→ Task inputs
-- Begin --
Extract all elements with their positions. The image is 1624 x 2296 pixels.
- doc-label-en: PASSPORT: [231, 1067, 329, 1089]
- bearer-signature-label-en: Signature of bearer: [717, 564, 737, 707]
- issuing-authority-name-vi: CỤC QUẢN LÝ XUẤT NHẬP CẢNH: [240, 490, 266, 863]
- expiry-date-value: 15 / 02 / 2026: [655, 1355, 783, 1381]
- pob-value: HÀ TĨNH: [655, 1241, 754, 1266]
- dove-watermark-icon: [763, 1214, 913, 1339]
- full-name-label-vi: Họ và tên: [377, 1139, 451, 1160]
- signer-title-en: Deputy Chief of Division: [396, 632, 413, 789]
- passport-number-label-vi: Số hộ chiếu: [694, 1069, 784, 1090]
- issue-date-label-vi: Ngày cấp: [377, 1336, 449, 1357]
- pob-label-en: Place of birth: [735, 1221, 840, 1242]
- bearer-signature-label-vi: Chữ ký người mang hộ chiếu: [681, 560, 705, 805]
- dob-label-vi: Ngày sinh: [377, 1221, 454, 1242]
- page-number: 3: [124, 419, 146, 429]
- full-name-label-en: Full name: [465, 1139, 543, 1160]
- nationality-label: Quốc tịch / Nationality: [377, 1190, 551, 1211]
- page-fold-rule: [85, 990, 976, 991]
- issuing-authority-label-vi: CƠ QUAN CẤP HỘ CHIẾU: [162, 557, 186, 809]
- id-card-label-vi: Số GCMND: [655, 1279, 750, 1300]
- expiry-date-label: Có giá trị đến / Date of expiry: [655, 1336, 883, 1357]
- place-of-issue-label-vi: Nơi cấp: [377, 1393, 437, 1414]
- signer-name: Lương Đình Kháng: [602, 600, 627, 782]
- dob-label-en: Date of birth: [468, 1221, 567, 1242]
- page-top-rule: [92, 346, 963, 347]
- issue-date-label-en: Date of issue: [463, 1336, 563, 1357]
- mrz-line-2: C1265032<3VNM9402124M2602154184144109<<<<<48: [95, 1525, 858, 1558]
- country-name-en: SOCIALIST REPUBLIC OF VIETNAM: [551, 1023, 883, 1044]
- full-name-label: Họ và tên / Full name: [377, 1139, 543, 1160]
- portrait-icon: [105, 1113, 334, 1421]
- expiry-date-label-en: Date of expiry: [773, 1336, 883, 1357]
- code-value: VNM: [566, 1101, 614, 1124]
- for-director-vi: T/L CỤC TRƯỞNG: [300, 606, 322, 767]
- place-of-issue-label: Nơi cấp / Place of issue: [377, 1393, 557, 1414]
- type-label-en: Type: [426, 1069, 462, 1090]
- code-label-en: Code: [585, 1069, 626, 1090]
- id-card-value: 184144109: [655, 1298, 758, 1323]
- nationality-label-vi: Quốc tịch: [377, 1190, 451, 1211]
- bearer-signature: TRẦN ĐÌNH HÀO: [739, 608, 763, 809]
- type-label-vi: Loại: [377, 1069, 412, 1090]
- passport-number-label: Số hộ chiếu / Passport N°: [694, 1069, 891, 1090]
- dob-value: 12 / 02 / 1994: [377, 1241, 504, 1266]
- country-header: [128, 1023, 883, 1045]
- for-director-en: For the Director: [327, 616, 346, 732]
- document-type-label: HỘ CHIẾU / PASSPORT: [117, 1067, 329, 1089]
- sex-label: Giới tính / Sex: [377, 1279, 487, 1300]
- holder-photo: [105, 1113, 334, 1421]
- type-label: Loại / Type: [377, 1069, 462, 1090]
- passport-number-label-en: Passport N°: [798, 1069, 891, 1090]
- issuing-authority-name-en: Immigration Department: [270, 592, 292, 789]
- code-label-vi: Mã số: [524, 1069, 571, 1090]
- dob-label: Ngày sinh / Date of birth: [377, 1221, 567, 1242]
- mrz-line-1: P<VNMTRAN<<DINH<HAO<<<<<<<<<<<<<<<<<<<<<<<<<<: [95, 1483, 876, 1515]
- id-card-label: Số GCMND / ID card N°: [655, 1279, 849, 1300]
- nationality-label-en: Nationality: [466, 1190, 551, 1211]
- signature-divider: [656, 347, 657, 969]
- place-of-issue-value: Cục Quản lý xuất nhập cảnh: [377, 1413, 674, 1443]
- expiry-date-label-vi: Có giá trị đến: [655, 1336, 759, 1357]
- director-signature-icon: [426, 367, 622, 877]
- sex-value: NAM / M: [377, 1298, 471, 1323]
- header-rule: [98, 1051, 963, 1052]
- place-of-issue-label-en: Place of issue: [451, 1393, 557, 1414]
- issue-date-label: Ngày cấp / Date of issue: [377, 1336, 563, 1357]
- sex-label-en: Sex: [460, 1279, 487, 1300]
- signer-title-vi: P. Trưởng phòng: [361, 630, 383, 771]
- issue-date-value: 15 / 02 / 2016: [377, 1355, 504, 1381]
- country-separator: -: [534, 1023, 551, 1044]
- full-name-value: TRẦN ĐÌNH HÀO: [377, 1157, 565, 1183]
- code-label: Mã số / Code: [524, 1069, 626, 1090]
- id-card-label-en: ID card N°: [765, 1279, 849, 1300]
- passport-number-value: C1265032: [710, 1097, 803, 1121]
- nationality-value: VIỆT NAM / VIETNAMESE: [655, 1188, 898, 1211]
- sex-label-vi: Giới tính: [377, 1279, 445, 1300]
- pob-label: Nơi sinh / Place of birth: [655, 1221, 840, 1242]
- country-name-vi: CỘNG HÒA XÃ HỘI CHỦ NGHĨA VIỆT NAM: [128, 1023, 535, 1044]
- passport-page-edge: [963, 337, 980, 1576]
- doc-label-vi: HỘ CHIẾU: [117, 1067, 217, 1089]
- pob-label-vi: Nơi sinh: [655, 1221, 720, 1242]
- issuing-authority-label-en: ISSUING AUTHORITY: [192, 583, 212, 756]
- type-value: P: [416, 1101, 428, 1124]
-- End --
Set out the entries from the first line up to and including the line with "- expiry-date-value: 15" as a Markdown table, one row per line and blank lines left out. Use two columns: No. for the row number and Text for the line.

| No. | Text |
|---|---|
| 1 | Extract all elements with their positions. The image is 1624 x 2296 pixels. |
| 2 | - doc-label-en: PASSPORT: [231, 1067, 329, 1089] |
| 3 | - bearer-signature-label-en: Signature of bearer: [717, 564, 737, 707] |
| 4 | - issuing-authority-name-vi: CỤC QUẢN LÝ XUẤT NHẬP CẢNH: [240, 490, 266, 863] |
| 5 | - expiry-date-value: 15 / 02 / 2026: [655, 1355, 783, 1381] |